[Saved data entries]
--- --- ---

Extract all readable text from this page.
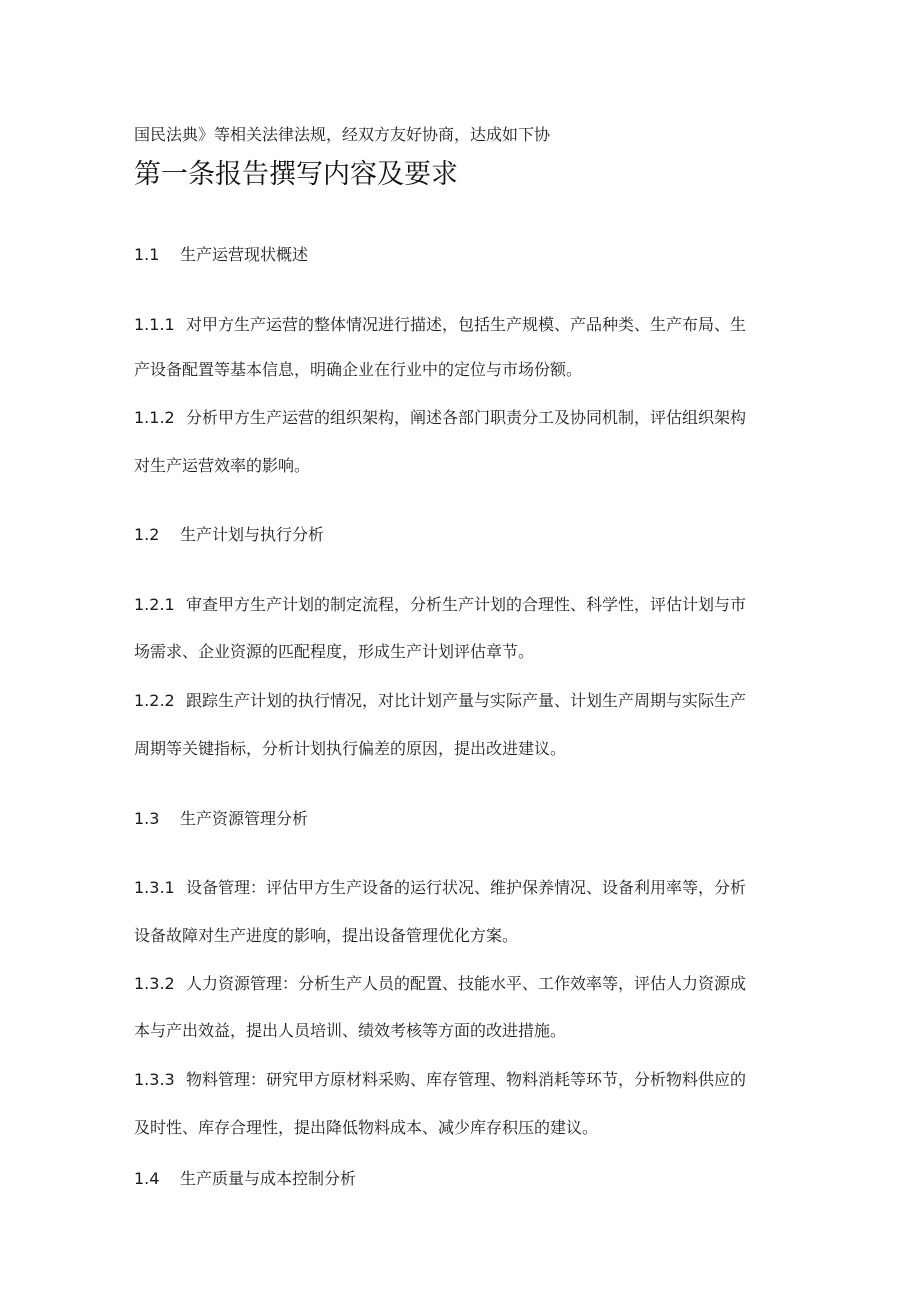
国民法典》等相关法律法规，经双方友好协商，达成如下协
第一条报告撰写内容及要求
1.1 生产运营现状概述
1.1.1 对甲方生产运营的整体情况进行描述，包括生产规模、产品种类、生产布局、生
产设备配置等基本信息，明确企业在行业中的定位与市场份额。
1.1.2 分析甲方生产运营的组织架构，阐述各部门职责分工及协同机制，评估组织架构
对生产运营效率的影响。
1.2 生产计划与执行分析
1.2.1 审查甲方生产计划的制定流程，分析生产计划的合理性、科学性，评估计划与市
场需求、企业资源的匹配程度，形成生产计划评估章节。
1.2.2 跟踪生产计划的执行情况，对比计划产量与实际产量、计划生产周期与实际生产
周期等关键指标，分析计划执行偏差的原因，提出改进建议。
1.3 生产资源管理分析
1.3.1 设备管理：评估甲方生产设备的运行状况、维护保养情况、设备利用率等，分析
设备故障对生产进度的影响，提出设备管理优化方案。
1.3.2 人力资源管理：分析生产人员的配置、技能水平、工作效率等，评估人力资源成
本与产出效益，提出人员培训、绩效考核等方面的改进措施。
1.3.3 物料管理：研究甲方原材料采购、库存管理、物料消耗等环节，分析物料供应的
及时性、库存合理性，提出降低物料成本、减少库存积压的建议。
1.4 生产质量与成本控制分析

--- --- ---

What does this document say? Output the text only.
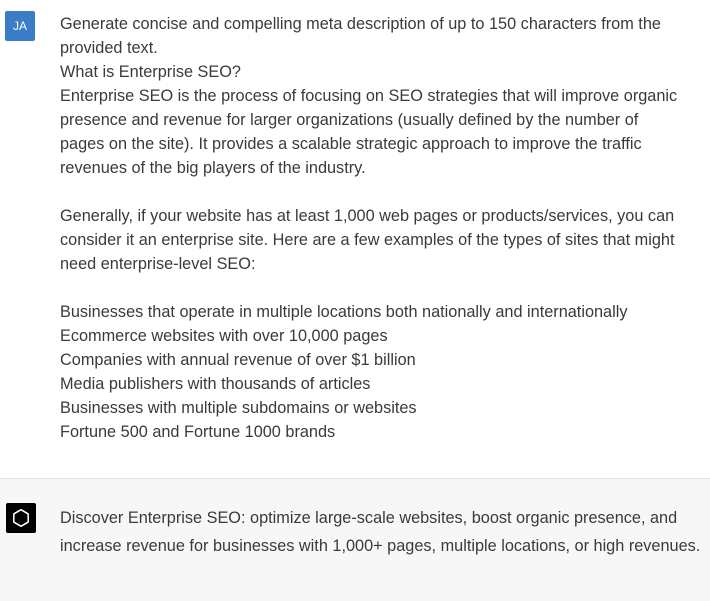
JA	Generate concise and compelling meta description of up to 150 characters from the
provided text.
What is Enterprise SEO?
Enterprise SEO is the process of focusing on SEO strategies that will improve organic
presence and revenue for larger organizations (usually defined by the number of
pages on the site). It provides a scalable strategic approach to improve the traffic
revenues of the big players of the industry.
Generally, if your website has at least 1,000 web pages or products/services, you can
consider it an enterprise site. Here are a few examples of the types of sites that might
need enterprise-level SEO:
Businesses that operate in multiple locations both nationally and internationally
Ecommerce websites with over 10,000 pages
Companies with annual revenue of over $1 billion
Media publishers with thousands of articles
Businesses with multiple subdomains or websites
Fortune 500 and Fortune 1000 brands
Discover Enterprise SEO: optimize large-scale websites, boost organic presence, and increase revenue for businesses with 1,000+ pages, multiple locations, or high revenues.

--- --- ---

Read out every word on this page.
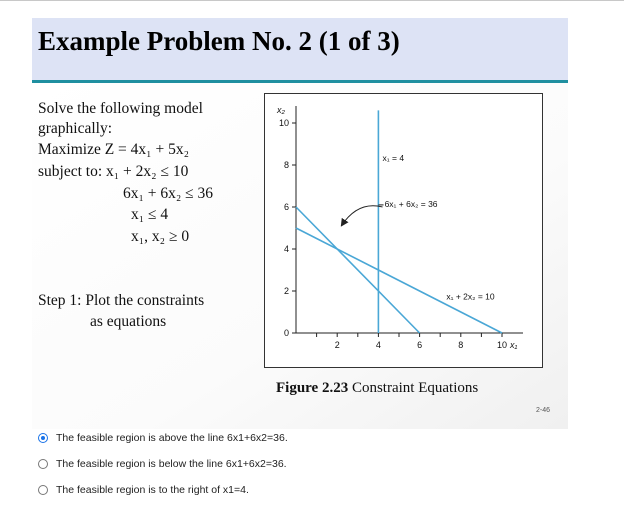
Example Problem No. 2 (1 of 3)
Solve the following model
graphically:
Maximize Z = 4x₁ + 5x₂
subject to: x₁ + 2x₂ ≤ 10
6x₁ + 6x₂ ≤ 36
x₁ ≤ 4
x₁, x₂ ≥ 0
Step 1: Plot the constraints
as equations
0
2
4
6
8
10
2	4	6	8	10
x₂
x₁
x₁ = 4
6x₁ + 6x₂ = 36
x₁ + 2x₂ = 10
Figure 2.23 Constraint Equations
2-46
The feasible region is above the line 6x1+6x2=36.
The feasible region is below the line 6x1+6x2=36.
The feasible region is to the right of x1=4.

--- --- ---

** Short task **
From the entries above, extract every line where the word "region" appears.

** Solution **
The feasible region is above the line 6x1+6x2=36.
The feasible region is below the line 6x1+6x2=36.
The feasible region is to the right of x1=4.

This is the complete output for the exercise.